[Start DATA SHOWN]

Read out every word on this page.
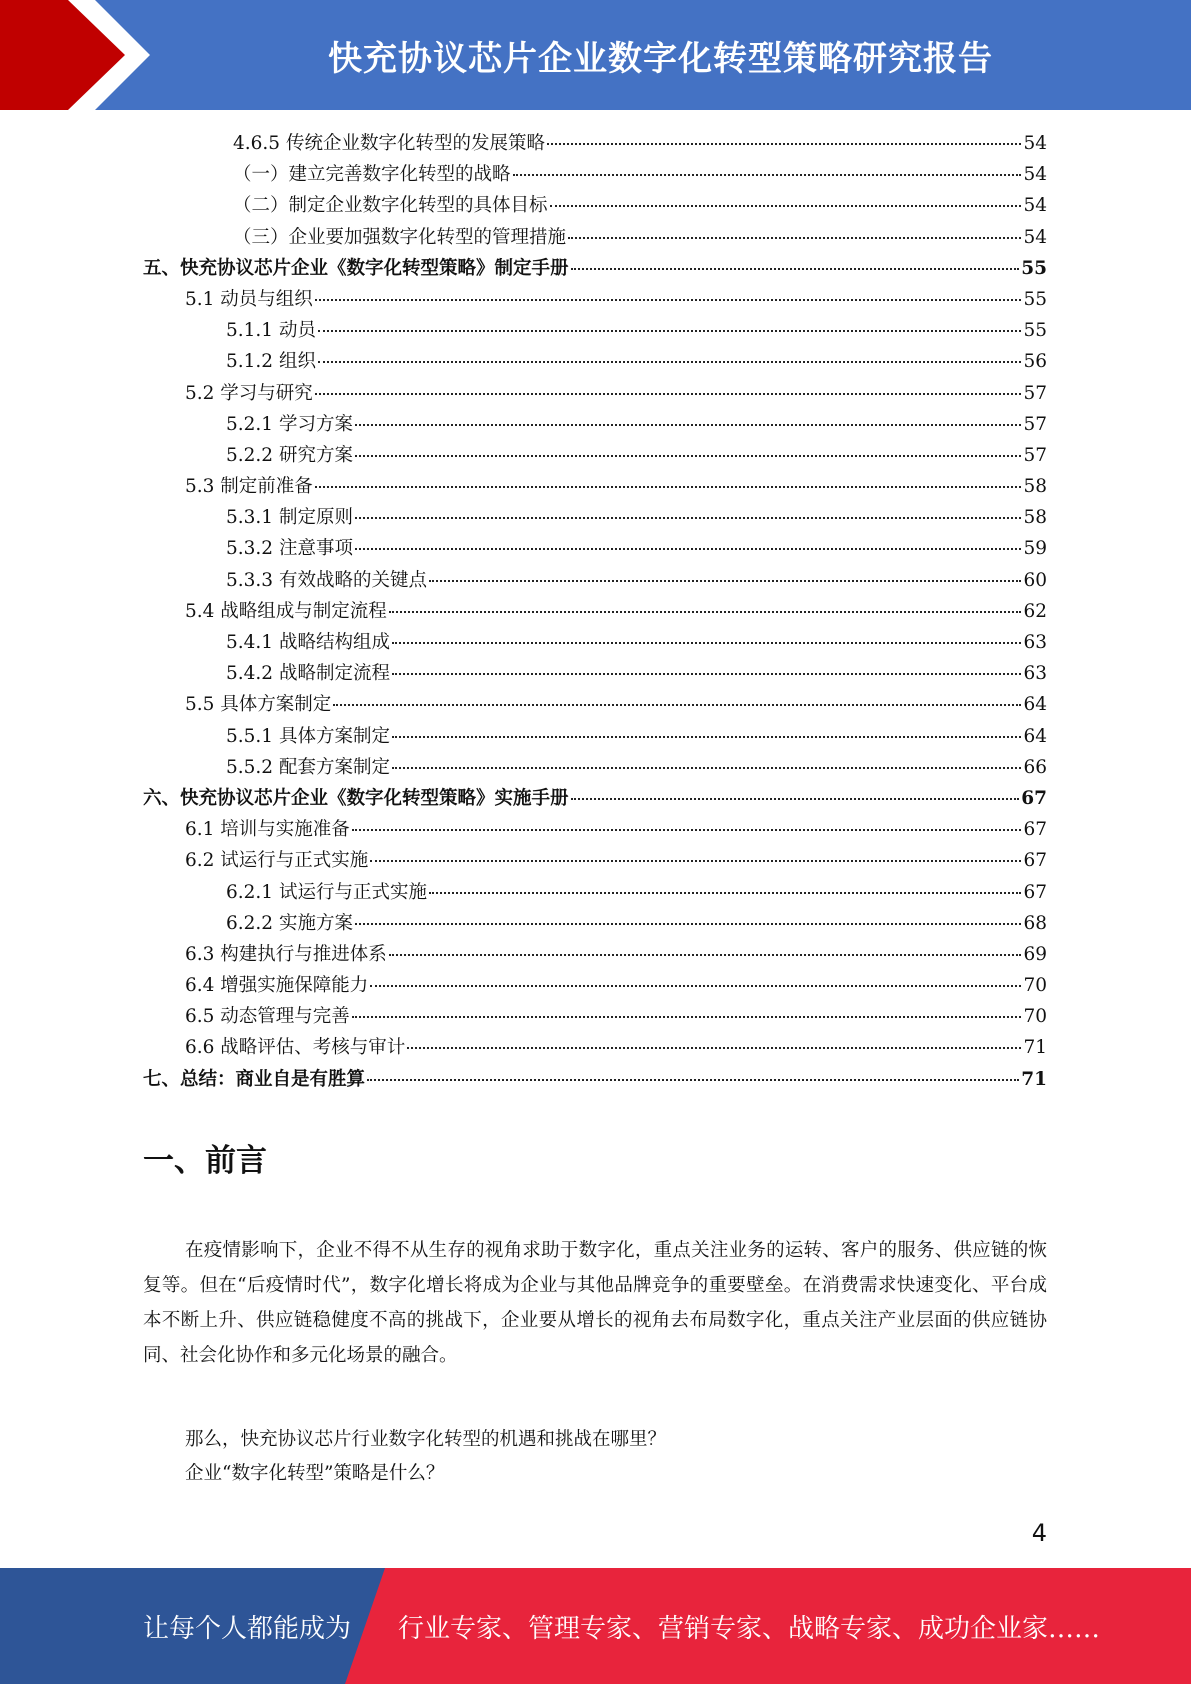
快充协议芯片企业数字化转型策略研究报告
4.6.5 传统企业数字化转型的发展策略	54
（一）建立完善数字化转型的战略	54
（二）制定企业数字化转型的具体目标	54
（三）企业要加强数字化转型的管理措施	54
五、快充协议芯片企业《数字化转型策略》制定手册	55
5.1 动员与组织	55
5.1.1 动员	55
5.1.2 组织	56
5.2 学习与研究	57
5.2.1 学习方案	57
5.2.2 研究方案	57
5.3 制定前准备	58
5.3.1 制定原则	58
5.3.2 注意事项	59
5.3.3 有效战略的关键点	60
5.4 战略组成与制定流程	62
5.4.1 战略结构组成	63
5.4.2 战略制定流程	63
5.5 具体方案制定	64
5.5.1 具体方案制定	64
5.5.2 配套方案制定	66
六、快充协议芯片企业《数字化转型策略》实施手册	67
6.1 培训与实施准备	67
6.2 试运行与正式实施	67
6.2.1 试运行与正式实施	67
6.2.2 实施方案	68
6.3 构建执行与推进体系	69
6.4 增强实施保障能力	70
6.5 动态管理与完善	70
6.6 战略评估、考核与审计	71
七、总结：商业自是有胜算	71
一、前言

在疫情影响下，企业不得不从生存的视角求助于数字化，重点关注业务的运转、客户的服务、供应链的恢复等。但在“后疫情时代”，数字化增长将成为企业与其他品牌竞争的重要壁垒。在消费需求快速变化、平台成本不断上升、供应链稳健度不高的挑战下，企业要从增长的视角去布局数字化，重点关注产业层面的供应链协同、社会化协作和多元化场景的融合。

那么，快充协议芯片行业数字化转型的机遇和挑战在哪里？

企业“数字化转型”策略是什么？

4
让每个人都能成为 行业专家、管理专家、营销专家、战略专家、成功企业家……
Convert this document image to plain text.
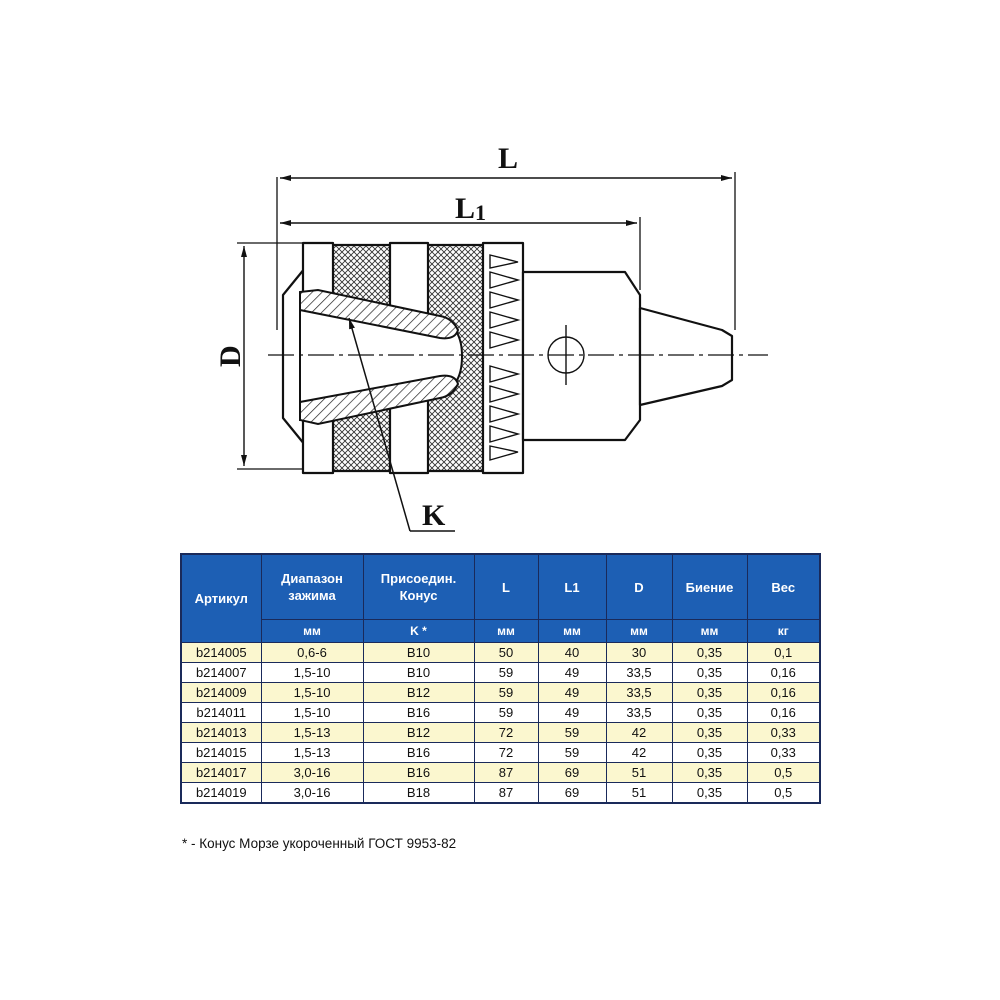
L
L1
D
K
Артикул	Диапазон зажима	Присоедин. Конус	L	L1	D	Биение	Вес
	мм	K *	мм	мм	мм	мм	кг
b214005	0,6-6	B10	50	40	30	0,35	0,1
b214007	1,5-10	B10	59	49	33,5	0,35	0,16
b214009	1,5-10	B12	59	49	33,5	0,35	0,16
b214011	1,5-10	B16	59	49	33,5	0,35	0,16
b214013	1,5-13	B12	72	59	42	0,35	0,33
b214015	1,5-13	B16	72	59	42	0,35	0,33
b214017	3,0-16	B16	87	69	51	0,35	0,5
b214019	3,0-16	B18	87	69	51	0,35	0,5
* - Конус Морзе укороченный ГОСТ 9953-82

[End DATA SHOWN]

* AIM
Without the pictures, copy the material exactly as given.

* ANSWER TO THE TASK
Read out every word on this page.
快充协议芯片企业数字化转型策略研究报告
4.6.5 传统企业数字化转型的发展策略	54
（一）建立完善数字化转型的战略	54
（二）制定企业数字化转型的具体目标	54
（三）企业要加强数字化转型的管理措施	54
五、快充协议芯片企业《数字化转型策略》制定手册	55
5.1 动员与组织	55
5.1.1 动员	55
5.1.2 组织	56
5.2 学习与研究	57
5.2.1 学习方案	57
5.2.2 研究方案	57
5.3 制定前准备	58
5.3.1 制定原则	58
5.3.2 注意事项	59
5.3.3 有效战略的关键点	60
5.4 战略组成与制定流程	62
5.4.1 战略结构组成	63
5.4.2 战略制定流程	63
5.5 具体方案制定	64
5.5.1 具体方案制定	64
5.5.2 配套方案制定	66
六、快充协议芯片企业《数字化转型策略》实施手册	67
6.1 培训与实施准备	67
6.2 试运行与正式实施	67
6.2.1 试运行与正式实施	67
6.2.2 实施方案	68
6.3 构建执行与推进体系	69
6.4 增强实施保障能力	70
6.5 动态管理与完善	70
6.6 战略评估、考核与审计	71
七、总结：商业自是有胜算	71
一、前言

在疫情影响下，企业不得不从生存的视角求助于数字化，重点关注业务的运转、客户的服务、供应链的恢复等。但在“后疫情时代”，数字化增长将成为企业与其他品牌竞争的重要壁垒。在消费需求快速变化、平台成本不断上升、供应链稳健度不高的挑战下，企业要从增长的视角去布局数字化，重点关注产业层面的供应链协同、社会化协作和多元化场景的融合。

那么，快充协议芯片行业数字化转型的机遇和挑战在哪里？

企业“数字化转型”策略是什么？

4
让每个人都能成为 行业专家、管理专家、营销专家、战略专家、成功企业家……
Convert this document image to plain text.
L
L1
D
K
Артикул	Диапазон зажима	Присоедин. Конус	L	L1	D	Биение	Вес
	мм	K *	мм	мм	мм	мм	кг
b214005	0,6-6	B10	50	40	30	0,35	0,1
b214007	1,5-10	B10	59	49	33,5	0,35	0,16
b214009	1,5-10	B12	59	49	33,5	0,35	0,16
b214011	1,5-10	B16	59	49	33,5	0,35	0,16
b214013	1,5-13	B12	72	59	42	0,35	0,33
b214015	1,5-13	B16	72	59	42	0,35	0,33
b214017	3,0-16	B16	87	69	51	0,35	0,5
b214019	3,0-16	B18	87	69	51	0,35	0,5
* - Конус Морзе укороченный ГОСТ 9953-82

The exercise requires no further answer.